* _Job_
Check each line of the records below and collect those that include the word "text".

* _Records_
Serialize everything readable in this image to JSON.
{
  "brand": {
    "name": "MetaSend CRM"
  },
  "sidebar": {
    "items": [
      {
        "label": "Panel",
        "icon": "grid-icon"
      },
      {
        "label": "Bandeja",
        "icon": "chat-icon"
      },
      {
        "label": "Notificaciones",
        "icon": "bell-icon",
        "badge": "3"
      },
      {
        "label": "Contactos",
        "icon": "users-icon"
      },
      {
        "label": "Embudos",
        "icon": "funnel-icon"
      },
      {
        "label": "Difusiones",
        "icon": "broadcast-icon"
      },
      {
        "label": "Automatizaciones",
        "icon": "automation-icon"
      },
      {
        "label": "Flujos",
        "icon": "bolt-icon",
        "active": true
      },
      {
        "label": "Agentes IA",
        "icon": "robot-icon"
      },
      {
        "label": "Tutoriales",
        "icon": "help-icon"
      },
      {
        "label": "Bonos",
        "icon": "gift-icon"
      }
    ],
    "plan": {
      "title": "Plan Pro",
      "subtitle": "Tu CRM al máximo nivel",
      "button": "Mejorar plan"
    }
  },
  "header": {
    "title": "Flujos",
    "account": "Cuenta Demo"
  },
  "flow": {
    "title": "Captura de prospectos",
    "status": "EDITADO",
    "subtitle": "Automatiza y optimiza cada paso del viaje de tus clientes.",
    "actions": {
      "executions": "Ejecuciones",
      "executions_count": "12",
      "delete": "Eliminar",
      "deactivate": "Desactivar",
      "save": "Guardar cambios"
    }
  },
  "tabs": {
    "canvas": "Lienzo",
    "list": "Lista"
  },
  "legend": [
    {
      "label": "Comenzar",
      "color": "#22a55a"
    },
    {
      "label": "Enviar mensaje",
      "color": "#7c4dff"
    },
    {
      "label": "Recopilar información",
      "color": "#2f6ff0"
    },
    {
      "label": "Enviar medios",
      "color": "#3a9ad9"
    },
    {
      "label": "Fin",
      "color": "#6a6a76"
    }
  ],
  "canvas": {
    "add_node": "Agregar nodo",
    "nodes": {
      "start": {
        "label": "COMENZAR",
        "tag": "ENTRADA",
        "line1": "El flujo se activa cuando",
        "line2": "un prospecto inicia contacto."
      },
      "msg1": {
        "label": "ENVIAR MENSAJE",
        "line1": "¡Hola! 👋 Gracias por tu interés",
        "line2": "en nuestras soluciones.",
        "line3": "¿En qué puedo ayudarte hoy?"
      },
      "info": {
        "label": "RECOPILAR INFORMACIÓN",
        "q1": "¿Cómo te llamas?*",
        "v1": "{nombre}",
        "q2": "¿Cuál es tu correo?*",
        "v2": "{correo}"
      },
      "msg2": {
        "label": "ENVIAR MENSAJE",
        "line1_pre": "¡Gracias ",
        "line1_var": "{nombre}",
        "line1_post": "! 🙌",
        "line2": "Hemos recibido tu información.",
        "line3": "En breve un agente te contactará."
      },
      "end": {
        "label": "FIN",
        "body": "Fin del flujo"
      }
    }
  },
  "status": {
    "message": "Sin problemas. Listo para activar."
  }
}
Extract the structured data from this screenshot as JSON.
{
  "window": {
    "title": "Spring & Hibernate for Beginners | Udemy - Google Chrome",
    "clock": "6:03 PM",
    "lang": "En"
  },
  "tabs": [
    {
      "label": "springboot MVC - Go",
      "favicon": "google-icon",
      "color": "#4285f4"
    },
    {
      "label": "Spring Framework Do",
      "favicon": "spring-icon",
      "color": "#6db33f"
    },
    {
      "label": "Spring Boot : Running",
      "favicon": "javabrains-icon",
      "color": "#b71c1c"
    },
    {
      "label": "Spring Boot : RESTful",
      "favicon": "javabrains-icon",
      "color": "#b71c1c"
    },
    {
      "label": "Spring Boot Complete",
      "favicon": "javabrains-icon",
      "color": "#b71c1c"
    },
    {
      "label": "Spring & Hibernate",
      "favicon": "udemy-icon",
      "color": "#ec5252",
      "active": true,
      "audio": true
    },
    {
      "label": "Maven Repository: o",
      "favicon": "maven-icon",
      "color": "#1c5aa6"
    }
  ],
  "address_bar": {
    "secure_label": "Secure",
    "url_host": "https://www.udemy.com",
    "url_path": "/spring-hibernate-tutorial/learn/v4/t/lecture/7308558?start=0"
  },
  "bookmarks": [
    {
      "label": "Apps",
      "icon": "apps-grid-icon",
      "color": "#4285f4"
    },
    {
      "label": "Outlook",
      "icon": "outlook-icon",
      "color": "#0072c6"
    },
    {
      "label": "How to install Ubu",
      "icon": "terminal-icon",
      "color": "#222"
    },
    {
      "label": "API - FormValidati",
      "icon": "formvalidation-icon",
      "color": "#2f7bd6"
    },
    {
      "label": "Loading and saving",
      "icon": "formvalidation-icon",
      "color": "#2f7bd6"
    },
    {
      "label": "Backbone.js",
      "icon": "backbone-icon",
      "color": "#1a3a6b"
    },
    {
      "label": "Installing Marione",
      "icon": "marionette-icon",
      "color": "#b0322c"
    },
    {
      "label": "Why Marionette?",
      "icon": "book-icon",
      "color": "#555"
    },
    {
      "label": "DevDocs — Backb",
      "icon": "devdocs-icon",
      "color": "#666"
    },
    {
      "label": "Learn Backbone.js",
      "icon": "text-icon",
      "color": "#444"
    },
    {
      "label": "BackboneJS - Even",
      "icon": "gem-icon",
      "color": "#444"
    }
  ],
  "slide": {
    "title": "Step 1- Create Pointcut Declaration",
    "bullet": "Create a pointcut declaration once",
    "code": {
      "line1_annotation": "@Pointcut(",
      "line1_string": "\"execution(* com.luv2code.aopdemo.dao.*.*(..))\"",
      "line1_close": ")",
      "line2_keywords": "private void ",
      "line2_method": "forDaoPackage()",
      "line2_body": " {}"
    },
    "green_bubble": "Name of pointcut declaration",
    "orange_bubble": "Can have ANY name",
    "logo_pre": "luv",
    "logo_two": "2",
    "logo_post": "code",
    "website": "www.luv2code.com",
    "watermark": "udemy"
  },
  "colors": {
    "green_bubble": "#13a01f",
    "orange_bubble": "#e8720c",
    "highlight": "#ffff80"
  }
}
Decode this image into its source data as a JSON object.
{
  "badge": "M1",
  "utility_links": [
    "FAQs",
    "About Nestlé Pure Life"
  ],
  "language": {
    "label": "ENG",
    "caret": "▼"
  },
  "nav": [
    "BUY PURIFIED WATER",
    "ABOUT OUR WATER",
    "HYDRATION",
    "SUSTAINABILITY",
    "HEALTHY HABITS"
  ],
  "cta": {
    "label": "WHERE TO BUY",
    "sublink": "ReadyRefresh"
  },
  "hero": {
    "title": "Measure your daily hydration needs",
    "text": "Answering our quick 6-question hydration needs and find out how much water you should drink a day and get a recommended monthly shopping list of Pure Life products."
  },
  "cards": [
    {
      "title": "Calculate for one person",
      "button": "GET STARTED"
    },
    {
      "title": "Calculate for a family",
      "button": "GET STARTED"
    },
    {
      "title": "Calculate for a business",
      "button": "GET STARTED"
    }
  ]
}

* _Response_
      "icon": "text-icon",
    "text": "Answering our quick 6-question hydration needs and find out how much water you should drink a day and get a recommended monthly shopping list of Pure Life products."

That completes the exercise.